◆ Records shown
>> BEGIN

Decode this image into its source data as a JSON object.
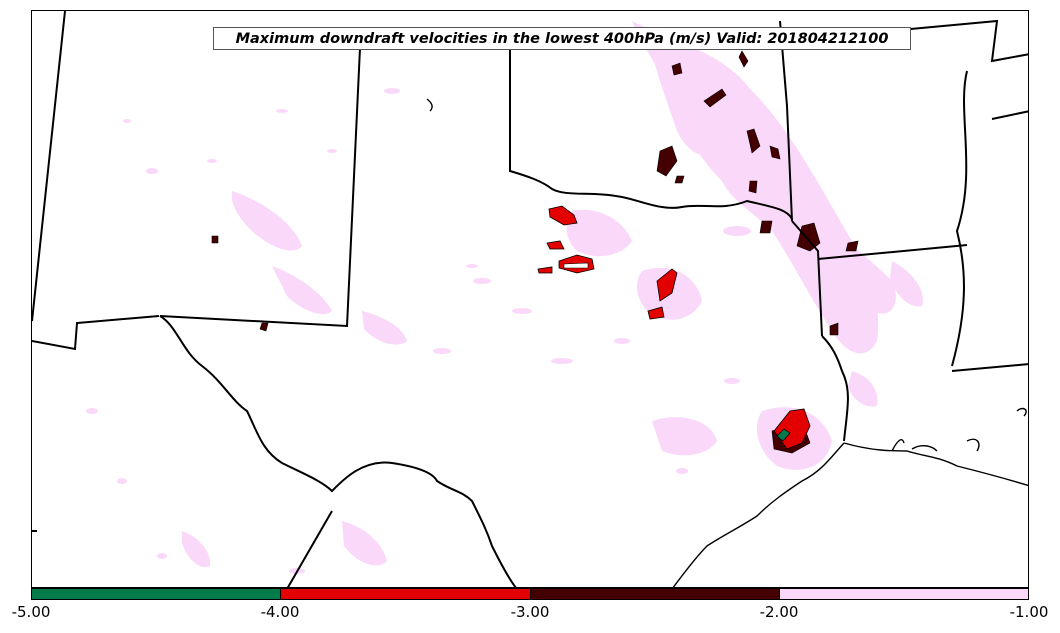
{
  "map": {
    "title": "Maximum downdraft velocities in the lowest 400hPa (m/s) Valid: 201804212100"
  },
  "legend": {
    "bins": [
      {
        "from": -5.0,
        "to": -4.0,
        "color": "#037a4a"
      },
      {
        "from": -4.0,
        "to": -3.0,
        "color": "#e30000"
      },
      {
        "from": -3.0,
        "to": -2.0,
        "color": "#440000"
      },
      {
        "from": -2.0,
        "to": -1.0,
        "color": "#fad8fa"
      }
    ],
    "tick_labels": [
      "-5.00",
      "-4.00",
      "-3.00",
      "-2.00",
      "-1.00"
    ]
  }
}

>> END

◆ What is expected
Skip the pictures, then retype every line above exactly.

◆ Exercise response
Decode this image into its source data as a JSON object.
{
  "map": {
    "title": "Maximum downdraft velocities in the lowest 400hPa (m/s) Valid: 201804212100"
  },
  "legend": {
    "bins": [
      {
        "from": -5.0,
        "to": -4.0,
        "color": "#037a4a"
      },
      {
        "from": -4.0,
        "to": -3.0,
        "color": "#e30000"
      },
      {
        "from": -3.0,
        "to": -2.0,
        "color": "#440000"
      },
      {
        "from": -2.0,
        "to": -1.0,
        "color": "#fad8fa"
      }
    ],
    "tick_labels": [
      "-5.00",
      "-4.00",
      "-3.00",
      "-2.00",
      "-1.00"
    ]
  }
}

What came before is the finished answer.